- **TASK GOAL**: Sort through the data and copy the lines holding the word "Velocity".

Stored data:
□ □ □ □

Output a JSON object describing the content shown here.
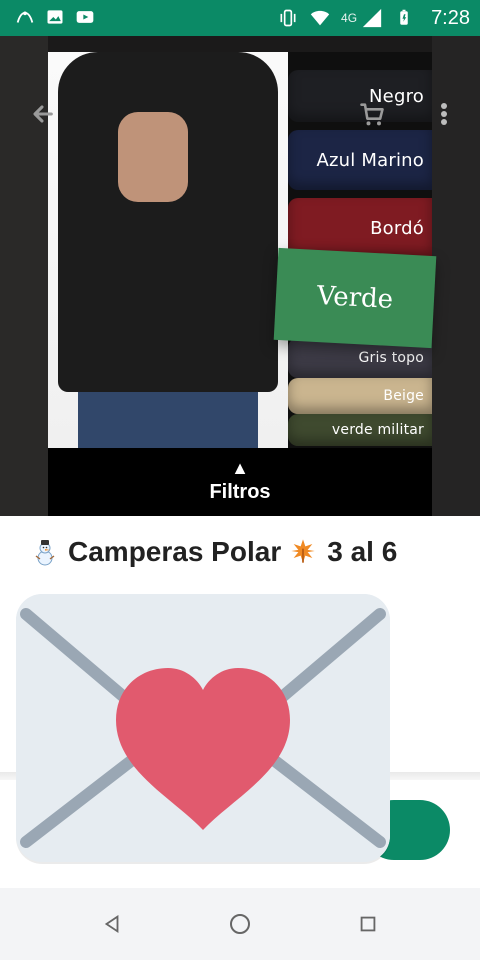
{
  "status_bar": {
    "time": "7:28",
    "network": "4G",
    "icons": [
      "assistant-icon",
      "image-icon",
      "youtube-icon",
      "vibrate-icon",
      "wifi-icon",
      "signal-icon",
      "battery-icon"
    ]
  },
  "hero": {
    "swatches": [
      {
        "label": "Negro",
        "color": "#1e1f23"
      },
      {
        "label": "Azul Marino",
        "color": "#1c2545"
      },
      {
        "label": "Bordó",
        "color": "#7f1b22"
      },
      {
        "label": "Verde",
        "color": "#3a8b55"
      },
      {
        "label": "Gris topo",
        "color": "#3d3b46"
      },
      {
        "label": "Beige",
        "color": "#cab58f"
      },
      {
        "label": "verde militar",
        "color": "#3f4a2f"
      }
    ],
    "filters_label": "Filtros"
  },
  "top_controls": {
    "back_icon": "arrow-back-icon",
    "cart_icon": "shopping-cart-icon",
    "menu_icon": "more-vert-icon"
  },
  "content": {
    "title_prefix_emoji": "snowman-icon",
    "title_text_part1": "Camperas Polar",
    "title_mid_emoji": "leaf-icon",
    "title_text_part2": "3 al 6"
  },
  "colors": {
    "accent": "#0b8a66",
    "card_bg": "#e6ecf1",
    "heart": "#e15a6e",
    "envelope_lines": "#9aa7b4"
  }
}
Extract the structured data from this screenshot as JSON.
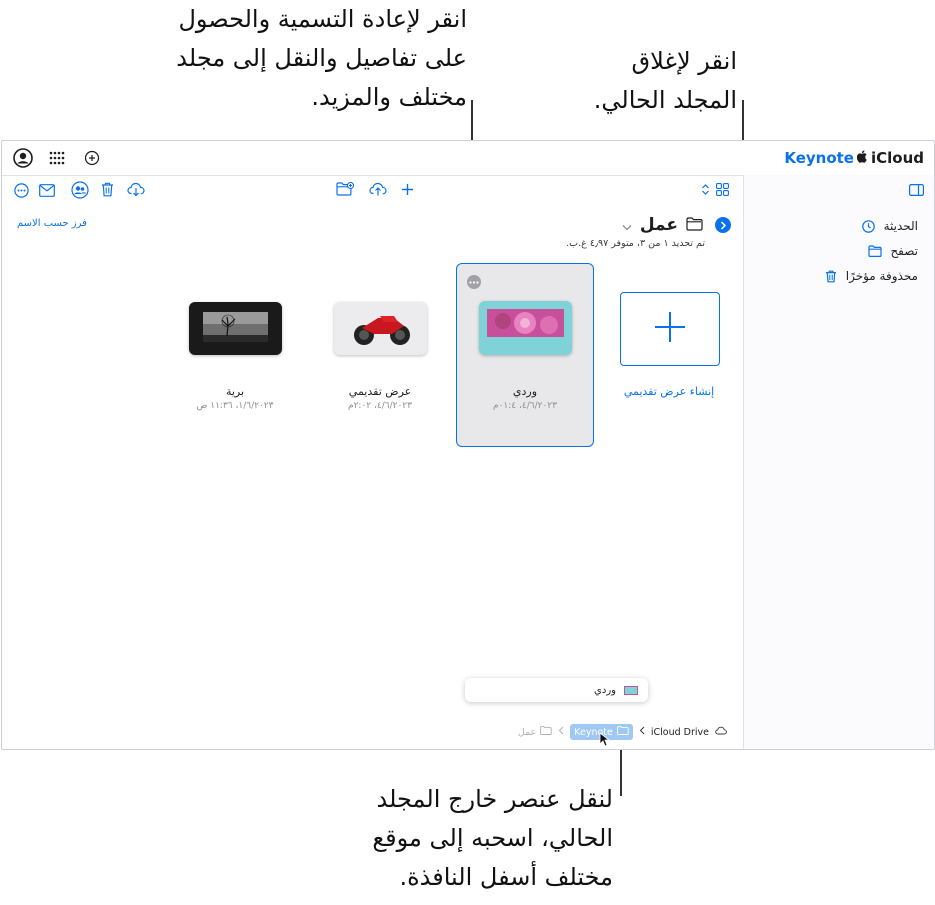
{
  "callouts": {
    "rename": [
      "انقر لإعادة التسمية والحصول",
      "على تفاصيل والنقل إلى مجلد",
      "مختلف والمزيد."
    ],
    "close_folder": [
      "انقر لإغلاق",
      "المجلد الحالي."
    ],
    "move_item": [
      "لنقل عنصر خارج المجلد",
      "الحالي، اسحبه إلى موقع",
      "مختلف أسفل النافذة."
    ]
  },
  "app": {
    "title": "Keynote",
    "brand": "iCloud"
  },
  "sidebar": {
    "items": [
      {
        "label": "الحديثة",
        "icon": "clock-icon"
      },
      {
        "label": "تصفح",
        "icon": "folder-icon"
      },
      {
        "label": "محذوفة مؤخرًا",
        "icon": "trash-icon"
      }
    ]
  },
  "folder": {
    "name": "عمل",
    "status": "تم تحديد ١ من ٣، متوفر ٤٫٩٧ غ.ب.",
    "sort_label": "فرز حسب الاسم"
  },
  "tiles": [
    {
      "name": "إنشاء عرض تقديمي",
      "date": "",
      "type": "create"
    },
    {
      "name": "وردي",
      "date": "٤/٦/٢٠٢٣، ٠١:٤م",
      "type": "pink",
      "selected": true
    },
    {
      "name": "عرض تقديمي",
      "date": "٤/٦/٢٠٢٣، ٢:٠٢م",
      "type": "motorcycle"
    },
    {
      "name": "برية",
      "date": "١/٦/٢٠٢٣، ١١:٣٦ ص",
      "type": "tree"
    }
  ],
  "drag": {
    "label": "وردي"
  },
  "path": {
    "root": "iCloud Drive",
    "keynote": "Keynote",
    "current": "عمل"
  },
  "colors": {
    "accent": "#0a72e8",
    "selection": "#e8e8ea"
  }
}
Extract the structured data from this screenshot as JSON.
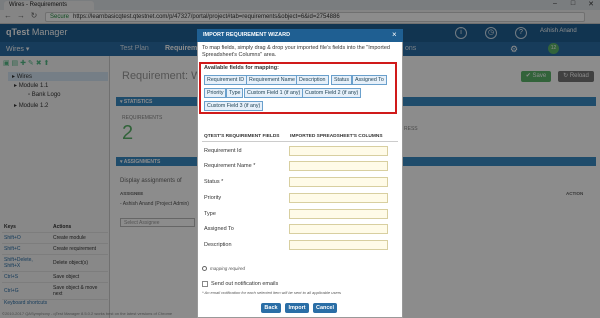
{
  "browser": {
    "tab_title": "Wires - Requirements",
    "secure_label": "Secure",
    "url": "https://learnbasicqtest.qtestnet.com/p/47327/portal/project#tab=requirements&object=6&id=2754886",
    "user_initial": "Ashish"
  },
  "app": {
    "logo_q": "qTest",
    "logo_rest": " Manager",
    "user_name": "Ashish Anand",
    "project": "Wires",
    "nav": [
      "Test Plan",
      "Requirements",
      "ons"
    ],
    "badge": "12"
  },
  "left": {
    "tree": [
      "Wires",
      "Module 1.1",
      "Bank Logo",
      "Module 1.2"
    ],
    "keys_header": [
      "Keys",
      "Actions"
    ],
    "keys": [
      [
        "Shift+O",
        "Create module"
      ],
      [
        "Shift+C",
        "Create requirement"
      ],
      [
        "Shift+Delete, Shift+X",
        "Delete object(s)"
      ],
      [
        "Ctrl+S",
        "Save object"
      ],
      [
        "Ctrl+G",
        "Save object & move next"
      ]
    ],
    "shortcuts_link": "Keyboard shortcuts",
    "footer": "©2010-2017 QASymphony - qTest Manager 8.5.0.2 works best on the latest versions of Chrome"
  },
  "main": {
    "title": "Requirement: W",
    "save_label": "Save",
    "reload_label": "Reload",
    "statistics_label": "STATISTICS",
    "requirements_label": "REQUIREMENTS",
    "requirements_count": "2",
    "progress_label": "RESS",
    "assignments_label": "ASSIGNMENTS",
    "display_label": "Display assignments of",
    "assignee_label": "ASSIGNEE",
    "assignee_value": "- Ashish Anand (Project Admin)",
    "select_placeholder": "Select Assignee",
    "action_label": "ACTION"
  },
  "modal": {
    "title": "IMPORT REQUIREMENT WIZARD",
    "close": "×",
    "instruction": "To map fields, simply drag & drop your imported file's fields into the \"Imported Spreadsheet's Columns\" area.",
    "available_label": "Available fields for mapping:",
    "chips": [
      "Requirement ID",
      "Requirement Name",
      "Description",
      "Status",
      "Assigned To",
      "Priority",
      "Type",
      "Custom Field 1 (if any)",
      "Custom Field 2 (if any)",
      "Custom Field 3 (if any)"
    ],
    "col1": "QTEST'S REQUIREMENT FIELDS",
    "col2": "IMPORTED SPREADSHEET'S COLUMNS",
    "rows": [
      "Requirement Id",
      "Requirement Name *",
      "Status *",
      "Priority",
      "Type",
      "Assigned To",
      "Description"
    ],
    "mapping_required": "mapping required",
    "send_notification": "Send out notification emails",
    "note": "* An email notification for each selected item will be sent to all applicable users",
    "back": "Back",
    "import": "Import",
    "cancel": "Cancel"
  }
}
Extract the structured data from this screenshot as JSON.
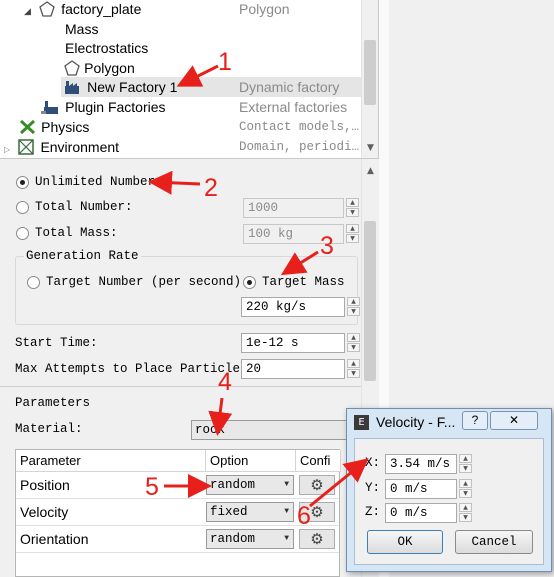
{
  "tree": {
    "rows": [
      {
        "name": "factory_plate",
        "type": "Polygon"
      },
      {
        "name": "Mass",
        "type": ""
      },
      {
        "name": "Electrostatics",
        "type": ""
      },
      {
        "name": "Polygon",
        "type": ""
      },
      {
        "name": "New Factory 1",
        "type": "Dynamic factory"
      },
      {
        "name": "Plugin Factories",
        "type": "External factories"
      },
      {
        "name": "Physics",
        "type": "Contact models,…"
      },
      {
        "name": "Environment",
        "type": "Domain, periodi…"
      }
    ]
  },
  "factory": {
    "unlimited_label": "Unlimited Number",
    "total_number_label": "Total Number:",
    "total_number_value": "1000",
    "total_mass_label": "Total Mass:",
    "total_mass_value": "100 kg",
    "generation_rate_title": "Generation Rate",
    "target_number_label": "Target Number (per second)",
    "target_mass_label": "Target Mass",
    "target_mass_value": "220 kg/s",
    "start_time_label": "Start Time:",
    "start_time_value": "1e-12 s",
    "max_attempts_label": "Max Attempts to Place Particle:",
    "max_attempts_value": "20"
  },
  "parameters": {
    "title": "Parameters",
    "material_label": "Material:",
    "material_value": "rock",
    "columns": [
      "Parameter",
      "Option",
      "Confi"
    ],
    "rows": [
      {
        "parameter": "Position",
        "option": "random"
      },
      {
        "parameter": "Velocity",
        "option": "fixed"
      },
      {
        "parameter": "Orientation",
        "option": "random"
      }
    ]
  },
  "dialog": {
    "title": "Velocity - F...",
    "help": "?",
    "close": "✕",
    "x_label": "X:",
    "x_value": "3.54 m/s",
    "y_label": "Y:",
    "y_value": "0 m/s",
    "z_label": "Z:",
    "z_value": "0 m/s",
    "ok": "OK",
    "cancel": "Cancel"
  },
  "annotations": [
    "1",
    "2",
    "3",
    "4",
    "5",
    "6"
  ],
  "colors": {
    "annotation": "#e8201b",
    "selection": "#e5e5e5"
  }
}
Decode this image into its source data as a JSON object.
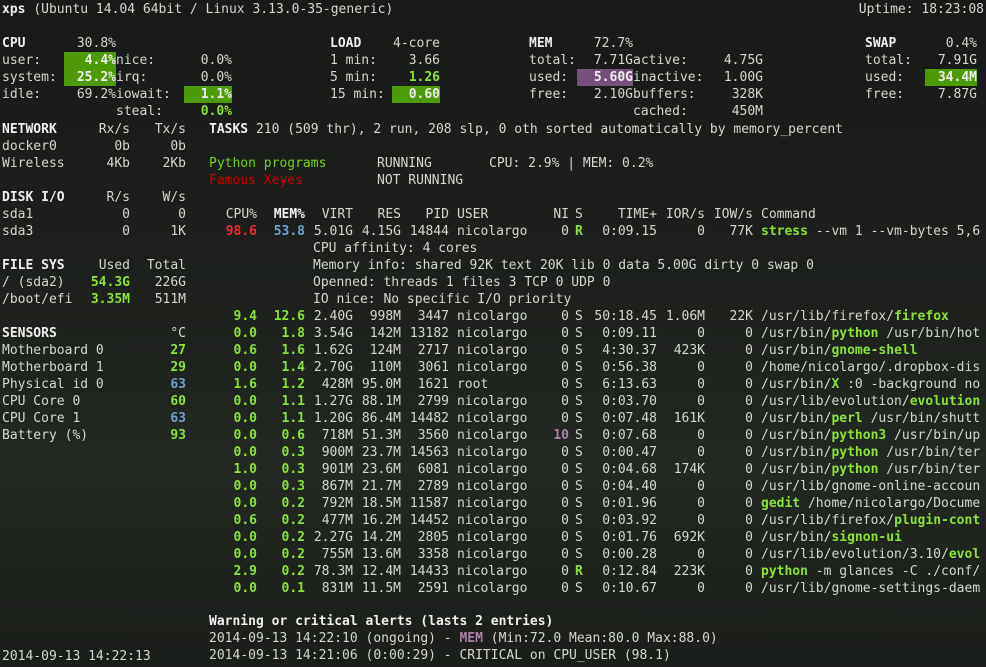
{
  "header": {
    "host": "xps",
    "system": "(Ubuntu 14.04 64bit / Linux 3.13.0-35-generic)",
    "uptime": "Uptime: 18:23:08"
  },
  "cpu": {
    "title": "CPU",
    "total": "30.8%",
    "rows": [
      [
        "user:",
        "4.4%",
        "nice:",
        "0.0%"
      ],
      [
        "system:",
        "25.2%",
        "irq:",
        "0.0%"
      ],
      [
        "idle:",
        "69.2%",
        "iowait:",
        "1.1%"
      ],
      [
        "",
        "",
        "steal:",
        "0.0%"
      ]
    ]
  },
  "load": {
    "title": "LOAD",
    "cores": "4-core",
    "rows": [
      [
        "1 min:",
        "3.66"
      ],
      [
        "5 min:",
        "1.26"
      ],
      [
        "15 min:",
        "0.60"
      ]
    ]
  },
  "mem": {
    "title": "MEM",
    "percent": "72.7%",
    "rows": [
      [
        "total:",
        "7.71G",
        "active:",
        "4.75G"
      ],
      [
        "used:",
        "5.60G",
        "inactive:",
        "1.00G"
      ],
      [
        "free:",
        "2.10G",
        "buffers:",
        "328K"
      ],
      [
        "",
        "",
        "cached:",
        "450M"
      ]
    ]
  },
  "swap": {
    "title": "SWAP",
    "percent": "0.4%",
    "rows": [
      [
        "total:",
        "7.91G"
      ],
      [
        "used:",
        "34.4M"
      ],
      [
        "free:",
        "7.87G"
      ]
    ]
  },
  "network": {
    "title": "NETWORK",
    "rx": "Rx/s",
    "tx": "Tx/s",
    "rows": [
      [
        "docker0",
        "0b",
        "0b"
      ],
      [
        "Wireless",
        "4Kb",
        "2Kb"
      ]
    ]
  },
  "disk": {
    "title": "DISK I/O",
    "r": "R/s",
    "w": "W/s",
    "rows": [
      [
        "sda1",
        "0",
        "0"
      ],
      [
        "sda3",
        "0",
        "1K"
      ]
    ]
  },
  "fs": {
    "title": "FILE SYS",
    "used": "Used",
    "total": "Total",
    "rows": [
      [
        "/ (sda2)",
        "54.3G",
        "226G"
      ],
      [
        "/boot/efi",
        "3.35M",
        "511M"
      ]
    ]
  },
  "sensors": {
    "title": "SENSORS",
    "unit": "°C",
    "rows": [
      [
        "Motherboard 0",
        "27",
        "gr"
      ],
      [
        "Motherboard 1",
        "29",
        "gr"
      ],
      [
        "Physical id 0",
        "63",
        "bl"
      ],
      [
        "CPU Core 0",
        "60",
        "gr"
      ],
      [
        "CPU Core 1",
        "63",
        "bl"
      ],
      [
        "Battery (%)",
        "93",
        "gr"
      ]
    ]
  },
  "tasks": {
    "title": "TASKS",
    "summary": "210 (509 thr), 2 run, 208 slp, 0 oth sorted automatically by memory_percent"
  },
  "monitor": [
    {
      "name": "Python programs",
      "state": "RUNNING",
      "info": "CPU: 2.9% | MEM: 0.2%",
      "color": "gn"
    },
    {
      "name": "Famous Xeyes",
      "state": "NOT RUNNING",
      "info": "",
      "color": "rdn"
    }
  ],
  "proc_header": [
    "CPU%",
    "MEM%",
    "VIRT",
    "RES",
    "PID",
    "USER",
    "NI",
    "S",
    "TIME+",
    "IOR/s",
    "IOW/s",
    "Command"
  ],
  "proc_first": {
    "cpu": "98.6",
    "mem": "53.8",
    "virt": "5.01G",
    "res": "4.15G",
    "pid": "14844",
    "user": "nicolargo",
    "ni": "0",
    "s": "R",
    "time": "0:09.15",
    "ior": "0",
    "iow": "77K",
    "cmd_prefix": "",
    "cmd_name": "stress",
    "cmd_args": " --vm 1 --vm-bytes 5,6"
  },
  "proc_details": [
    "CPU affinity: 4 cores",
    "Memory info: shared 92K text 20K lib 0 data 5.00G dirty 0 swap 0",
    "Openned: threads 1 files 3 TCP 0 UDP 0",
    "IO nice: No specific I/O priority"
  ],
  "processes": [
    [
      "9.4",
      "12.6",
      "2.40G",
      "998M",
      "3447",
      "nicolargo",
      "0",
      "S",
      "50:18.45",
      "1.06M",
      "22K",
      "/usr/lib/firefox/",
      "firefox",
      ""
    ],
    [
      "0.0",
      "1.8",
      "3.54G",
      "142M",
      "13182",
      "nicolargo",
      "0",
      "S",
      "0:09.11",
      "0",
      "0",
      "/usr/bin/",
      "python",
      " /usr/bin/hot"
    ],
    [
      "0.6",
      "1.6",
      "1.62G",
      "124M",
      "2717",
      "nicolargo",
      "0",
      "S",
      "4:30.37",
      "423K",
      "0",
      "/usr/bin/",
      "gnome-shell",
      ""
    ],
    [
      "0.0",
      "1.4",
      "2.70G",
      "110M",
      "3061",
      "nicolargo",
      "0",
      "S",
      "0:56.38",
      "0",
      "0",
      "/home/nicolargo/.dropbox-dis",
      "",
      ""
    ],
    [
      "1.6",
      "1.2",
      "428M",
      "95.0M",
      "1621",
      "root",
      "0",
      "S",
      "6:13.63",
      "0",
      "0",
      "/usr/bin/",
      "X",
      " :0 -background no"
    ],
    [
      "0.0",
      "1.1",
      "1.27G",
      "88.1M",
      "2799",
      "nicolargo",
      "0",
      "S",
      "0:03.70",
      "0",
      "0",
      "/usr/lib/evolution/",
      "evolution",
      ""
    ],
    [
      "0.0",
      "1.1",
      "1.20G",
      "86.4M",
      "14482",
      "nicolargo",
      "0",
      "S",
      "0:07.48",
      "161K",
      "0",
      "/usr/bin/",
      "perl",
      " /usr/bin/shutt"
    ],
    [
      "0.0",
      "0.6",
      "718M",
      "51.3M",
      "3560",
      "nicolargo",
      "10",
      "S",
      "0:07.68",
      "0",
      "0",
      "/usr/bin/",
      "python3",
      " /usr/bin/up"
    ],
    [
      "0.0",
      "0.3",
      "900M",
      "23.7M",
      "14563",
      "nicolargo",
      "0",
      "S",
      "0:00.47",
      "0",
      "0",
      "/usr/bin/",
      "python",
      " /usr/bin/ter"
    ],
    [
      "1.0",
      "0.3",
      "901M",
      "23.6M",
      "6081",
      "nicolargo",
      "0",
      "S",
      "0:04.68",
      "174K",
      "0",
      "/usr/bin/",
      "python",
      " /usr/bin/ter"
    ],
    [
      "0.0",
      "0.3",
      "867M",
      "21.7M",
      "2789",
      "nicolargo",
      "0",
      "S",
      "0:04.40",
      "0",
      "0",
      "/usr/lib/gnome-online-accoun",
      "",
      ""
    ],
    [
      "0.0",
      "0.2",
      "792M",
      "18.5M",
      "11587",
      "nicolargo",
      "0",
      "S",
      "0:01.96",
      "0",
      "0",
      "",
      "gedit",
      " /home/nicolargo/Docume"
    ],
    [
      "0.6",
      "0.2",
      "477M",
      "16.2M",
      "14452",
      "nicolargo",
      "0",
      "S",
      "0:03.92",
      "0",
      "0",
      "/usr/lib/firefox/",
      "plugin-cont",
      ""
    ],
    [
      "0.0",
      "0.2",
      "2.27G",
      "14.2M",
      "2805",
      "nicolargo",
      "0",
      "S",
      "0:01.76",
      "692K",
      "0",
      "/usr/bin/",
      "signon-ui",
      ""
    ],
    [
      "0.0",
      "0.2",
      "755M",
      "13.6M",
      "3358",
      "nicolargo",
      "0",
      "S",
      "0:00.28",
      "0",
      "0",
      "/usr/lib/evolution/3.10/",
      "evol",
      ""
    ],
    [
      "2.9",
      "0.2",
      "78.3M",
      "12.4M",
      "14433",
      "nicolargo",
      "0",
      "R",
      "0:12.84",
      "223K",
      "0",
      "",
      "python",
      " -m glances -C ./conf/"
    ],
    [
      "0.0",
      "0.1",
      "831M",
      "11.5M",
      "2591",
      "nicolargo",
      "0",
      "S",
      "0:10.67",
      "0",
      "0",
      "/usr/lib/gnome-settings-daem",
      "",
      ""
    ]
  ],
  "alerts": {
    "title": "Warning or critical alerts (lasts 2 entries)",
    "entries": [
      {
        "time": "2014-09-13 14:22:10 (ongoing) - ",
        "key": "MEM",
        "rest": " (Min:72.0 Mean:80.0 Max:88.0)"
      },
      {
        "time": "2014-09-13 14:21:06 (0:00:29) - ",
        "key": "",
        "rest": "CRITICAL on CPU_USER (98.1)"
      }
    ]
  },
  "footer": {
    "datetime": "2014-09-13 14:22:13"
  }
}
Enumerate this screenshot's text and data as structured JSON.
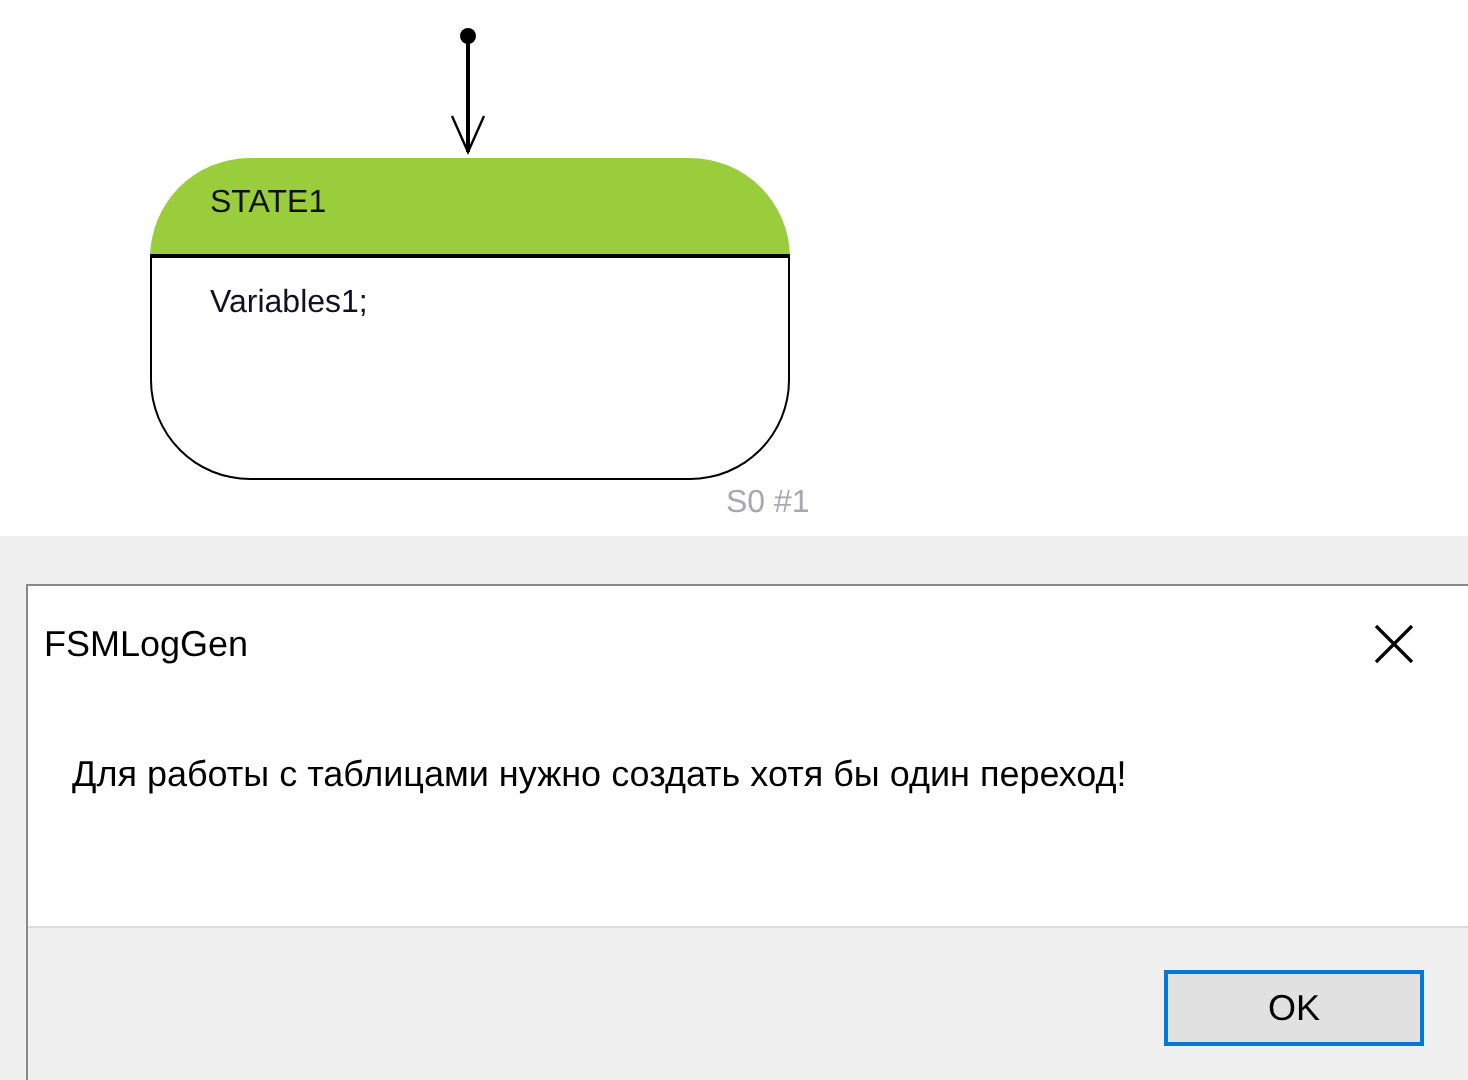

□ □ □ □

- **SOLUTION FOR THIS PROBLEM**:
        "parameter": "Velocity",
    "title": "Velocity - F...",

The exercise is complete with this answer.